● Dataset excerpts
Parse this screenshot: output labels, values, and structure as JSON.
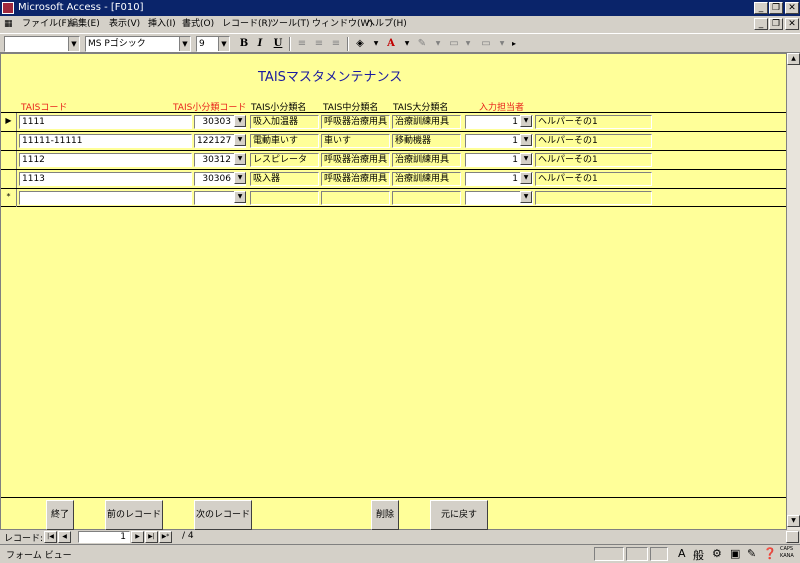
{
  "window": {
    "title": "Microsoft Access - [F010]"
  },
  "menu": [
    {
      "label": "ファイル(F)"
    },
    {
      "label": "編集(E)"
    },
    {
      "label": "表示(V)"
    },
    {
      "label": "挿入(I)"
    },
    {
      "label": "書式(O)"
    },
    {
      "label": "レコード(R)"
    },
    {
      "label": "ツール(T)"
    },
    {
      "label": "ウィンドウ(W)"
    },
    {
      "label": "ヘルプ(H)"
    }
  ],
  "toolbar": {
    "object_combo": "",
    "font": "MS Pゴシック",
    "size": "9",
    "bold": "B",
    "italic": "I",
    "underline": "U"
  },
  "form": {
    "title": "TAISマスタメンテナンス",
    "headers": {
      "tais_code": "TAISコード",
      "small_code": "TAIS小分類コード",
      "small_name": "TAIS小分類名",
      "mid_name": "TAIS中分類名",
      "large_name": "TAIS大分類名",
      "staff": "入力担当者"
    },
    "rows": [
      {
        "code": "1111",
        "small_code": "30303",
        "small_name": "吸入加温器",
        "mid_name": "呼吸器治療用具",
        "large_name": "治療訓練用具",
        "staff_no": "1",
        "staff_name": "ヘルパーその1"
      },
      {
        "code": "11111-11111",
        "small_code": "122127",
        "small_name": "電動車いす",
        "mid_name": "車いす",
        "large_name": "移動機器",
        "staff_no": "1",
        "staff_name": "ヘルパーその1"
      },
      {
        "code": "1112",
        "small_code": "30312",
        "small_name": "レスピレータ",
        "mid_name": "呼吸器治療用具",
        "large_name": "治療訓練用具",
        "staff_no": "1",
        "staff_name": "ヘルパーその1"
      },
      {
        "code": "1113",
        "small_code": "30306",
        "small_name": "吸入器",
        "mid_name": "呼吸器治療用具",
        "large_name": "治療訓練用具",
        "staff_no": "1",
        "staff_name": "ヘルパーその1"
      }
    ],
    "new_row_marker": "*",
    "current_row_marker": "▶",
    "buttons": {
      "close": "終了",
      "prev": "前のレコード",
      "next": "次のレコード",
      "delete": "削除",
      "undo": "元に戻す"
    }
  },
  "nav": {
    "label": "レコード:",
    "current": "1",
    "total": "/ 4"
  },
  "status": {
    "text": "フォーム ビュー",
    "ime1": "A",
    "ime2": "般",
    "caps": "CAPS",
    "kana": "KANA"
  }
}
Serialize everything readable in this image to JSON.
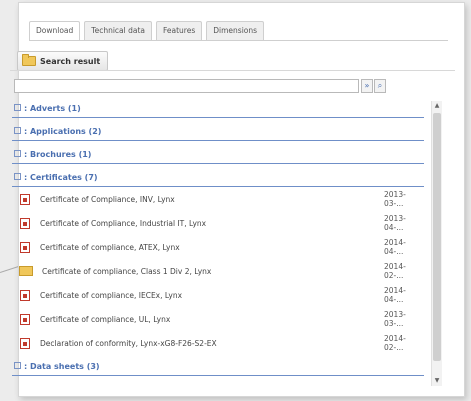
{
  "tabs": [
    "Download",
    "Technical data",
    "Features",
    "Dimensions"
  ],
  "search_result_label": "Search result",
  "search": {
    "value": "",
    "clear_glyph": "»",
    "go_glyph": "⌕"
  },
  "groups": [
    {
      "label": "Adverts (1)"
    },
    {
      "label": "Applications (2)"
    },
    {
      "label": "Brochures (1)"
    },
    {
      "label": "Certificates (7)"
    },
    {
      "label": "Data sheets (3)"
    }
  ],
  "certificates": [
    {
      "name": "Certificate of Compliance, INV, Lynx",
      "date": "2013-03-...",
      "icon": "pdf-icon"
    },
    {
      "name": "Certificate of Compliance, Industrial IT, Lynx",
      "date": "2013-04-...",
      "icon": "pdf-icon"
    },
    {
      "name": "Certificate of compliance, ATEX, Lynx",
      "date": "2014-04-...",
      "icon": "pdf-icon"
    },
    {
      "name": "Certificate of compliance, Class 1 Div 2, Lynx",
      "date": "2014-02-...",
      "icon": "folder-icon"
    },
    {
      "name": "Certificate of compliance, IECEx, Lynx",
      "date": "2014-04-...",
      "icon": "pdf-icon"
    },
    {
      "name": "Certificate of compliance, UL, Lynx",
      "date": "2013-03-...",
      "icon": "pdf-icon"
    },
    {
      "name": "Declaration of conformity, Lynx-xG8-F26-S2-EX",
      "date": "2014-02-...",
      "icon": "pdf-icon"
    }
  ],
  "colors": {
    "group_link": "#4a6fb0",
    "pdf_red": "#c0392b",
    "folder": "#f0c75a"
  }
}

● GIVEN EXERCISE
Go through the entries above and output them exactly, without pictures.

● COMPLETE OUTPUT
Parse this screenshot: output labels, values, and structure as JSON.
{
  "window": {
    "title": "Microsoft Access - [F010]"
  },
  "menu": [
    {
      "label": "ファイル(F)"
    },
    {
      "label": "編集(E)"
    },
    {
      "label": "表示(V)"
    },
    {
      "label": "挿入(I)"
    },
    {
      "label": "書式(O)"
    },
    {
      "label": "レコード(R)"
    },
    {
      "label": "ツール(T)"
    },
    {
      "label": "ウィンドウ(W)"
    },
    {
      "label": "ヘルプ(H)"
    }
  ],
  "toolbar": {
    "object_combo": "",
    "font": "MS Pゴシック",
    "size": "9",
    "bold": "B",
    "italic": "I",
    "underline": "U"
  },
  "form": {
    "title": "TAISマスタメンテナンス",
    "headers": {
      "tais_code": "TAISコード",
      "small_code": "TAIS小分類コード",
      "small_name": "TAIS小分類名",
      "mid_name": "TAIS中分類名",
      "large_name": "TAIS大分類名",
      "staff": "入力担当者"
    },
    "rows": [
      {
        "code": "1111",
        "small_code": "30303",
        "small_name": "吸入加温器",
        "mid_name": "呼吸器治療用具",
        "large_name": "治療訓練用具",
        "staff_no": "1",
        "staff_name": "ヘルパーその1"
      },
      {
        "code": "11111-11111",
        "small_code": "122127",
        "small_name": "電動車いす",
        "mid_name": "車いす",
        "large_name": "移動機器",
        "staff_no": "1",
        "staff_name": "ヘルパーその1"
      },
      {
        "code": "1112",
        "small_code": "30312",
        "small_name": "レスピレータ",
        "mid_name": "呼吸器治療用具",
        "large_name": "治療訓練用具",
        "staff_no": "1",
        "staff_name": "ヘルパーその1"
      },
      {
        "code": "1113",
        "small_code": "30306",
        "small_name": "吸入器",
        "mid_name": "呼吸器治療用具",
        "large_name": "治療訓練用具",
        "staff_no": "1",
        "staff_name": "ヘルパーその1"
      }
    ],
    "new_row_marker": "*",
    "current_row_marker": "▶",
    "buttons": {
      "close": "終了",
      "prev": "前のレコード",
      "next": "次のレコード",
      "delete": "削除",
      "undo": "元に戻す"
    }
  },
  "nav": {
    "label": "レコード:",
    "current": "1",
    "total": "/ 4"
  },
  "status": {
    "text": "フォーム ビュー",
    "ime1": "A",
    "ime2": "般",
    "caps": "CAPS",
    "kana": "KANA"
  }
}
Serialize everything readable in this image to JSON.
{
  "tabs": [
    "Download",
    "Technical data",
    "Features",
    "Dimensions"
  ],
  "search_result_label": "Search result",
  "search": {
    "value": "",
    "clear_glyph": "»",
    "go_glyph": "⌕"
  },
  "groups": [
    {
      "label": "Adverts (1)"
    },
    {
      "label": "Applications (2)"
    },
    {
      "label": "Brochures (1)"
    },
    {
      "label": "Certificates (7)"
    },
    {
      "label": "Data sheets (3)"
    }
  ],
  "certificates": [
    {
      "name": "Certificate of Compliance, INV, Lynx",
      "date": "2013-03-...",
      "icon": "pdf-icon"
    },
    {
      "name": "Certificate of Compliance, Industrial IT, Lynx",
      "date": "2013-04-...",
      "icon": "pdf-icon"
    },
    {
      "name": "Certificate of compliance, ATEX, Lynx",
      "date": "2014-04-...",
      "icon": "pdf-icon"
    },
    {
      "name": "Certificate of compliance, Class 1 Div 2, Lynx",
      "date": "2014-02-...",
      "icon": "folder-icon"
    },
    {
      "name": "Certificate of compliance, IECEx, Lynx",
      "date": "2014-04-...",
      "icon": "pdf-icon"
    },
    {
      "name": "Certificate of compliance, UL, Lynx",
      "date": "2013-03-...",
      "icon": "pdf-icon"
    },
    {
      "name": "Declaration of conformity, Lynx-xG8-F26-S2-EX",
      "date": "2014-02-...",
      "icon": "pdf-icon"
    }
  ],
  "colors": {
    "group_link": "#4a6fb0",
    "pdf_red": "#c0392b",
    "folder": "#f0c75a"
  }
}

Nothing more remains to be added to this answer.